▽

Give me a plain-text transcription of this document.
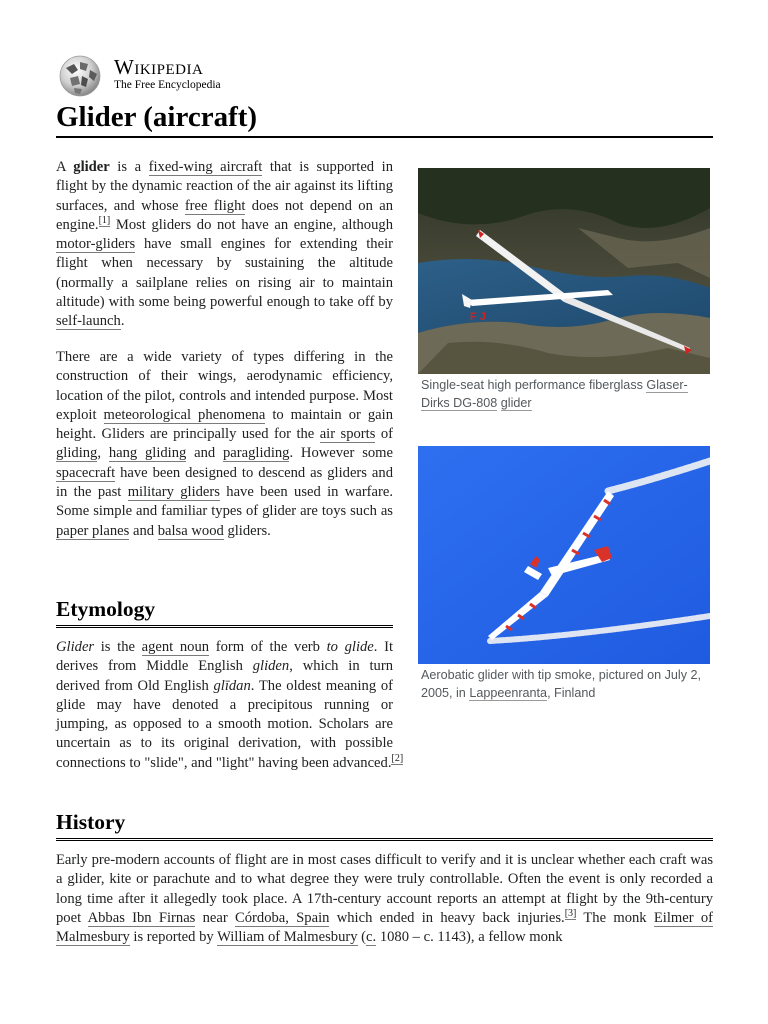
Wikipedia
The Free Encyclopedia
Glider (aircraft)

A glider is a fixed-wing aircraft that is supported in flight by the dynamic reaction of the air against its lifting surfaces, and whose free flight does not depend on an engine.[1] Most gliders do not have an engine, although motor-gliders have small engines for extending their flight when necessary by sustaining the altitude (normally a sailplane relies on rising air to maintain altitude) with some being powerful enough to take off by self-launch.

There are a wide variety of types differing in the construction of their wings, aerodynamic efficiency, location of the pilot, controls and intended purpose. Most exploit meteorological phenomena to maintain or gain height. Gliders are principally used for the air sports of gliding, hang gliding and paragliding. However some spacecraft have been designed to descend as gliders and in the past military gliders have been used in warfare. Some simple and familiar types of glider are toys such as paper planes and balsa wood gliders.

Etymology

Glider is the agent noun form of the verb to glide. It derives from Middle English gliden, which in turn derived from Old English glīdan. The oldest meaning of glide may have denoted a precipitous running or jumping, as opposed to a smooth motion. Scholars are uncertain as to its original derivation, with possible connections to "slide", and "light" having been advanced.[2]

History

Early pre-modern accounts of flight are in most cases difficult to verify and it is unclear whether each craft was a glider, kite or parachute and to what degree they were truly controllable. Often the event is only recorded a long time after it allegedly took place. A 17th-century account reports an attempt at flight by the 9th-century poet Abbas Ibn Firnas near Córdoba, Spain which ended in heavy back injuries.[3] The monk Eilmer of Malmesbury is reported by William of Malmesbury (c. 1080 – c. 1143), a fellow monk

F J
Single-seat high performance fiberglass Glaser-Dirks DG-808 glider
Aerobatic glider with tip smoke, pictured on July 2, 2005, in Lappeenranta, Finland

△

» Task brief
Report every line in the data above in which the word "aircraft" appears.

» Exercise solution
Glider (aircraft)
A glider is a fixed-wing aircraft that is supported in flight by the dynamic reaction of the air against its lifting surfaces, and whose free flight does not depend on an engine.[1] Most gliders do not have an engine, although motor-gliders have small engines for extending their flight when necessary by sustaining the altitude (normally a sailplane relies on rising air to maintain altitude) with some being powerful enough to take off by self-launch.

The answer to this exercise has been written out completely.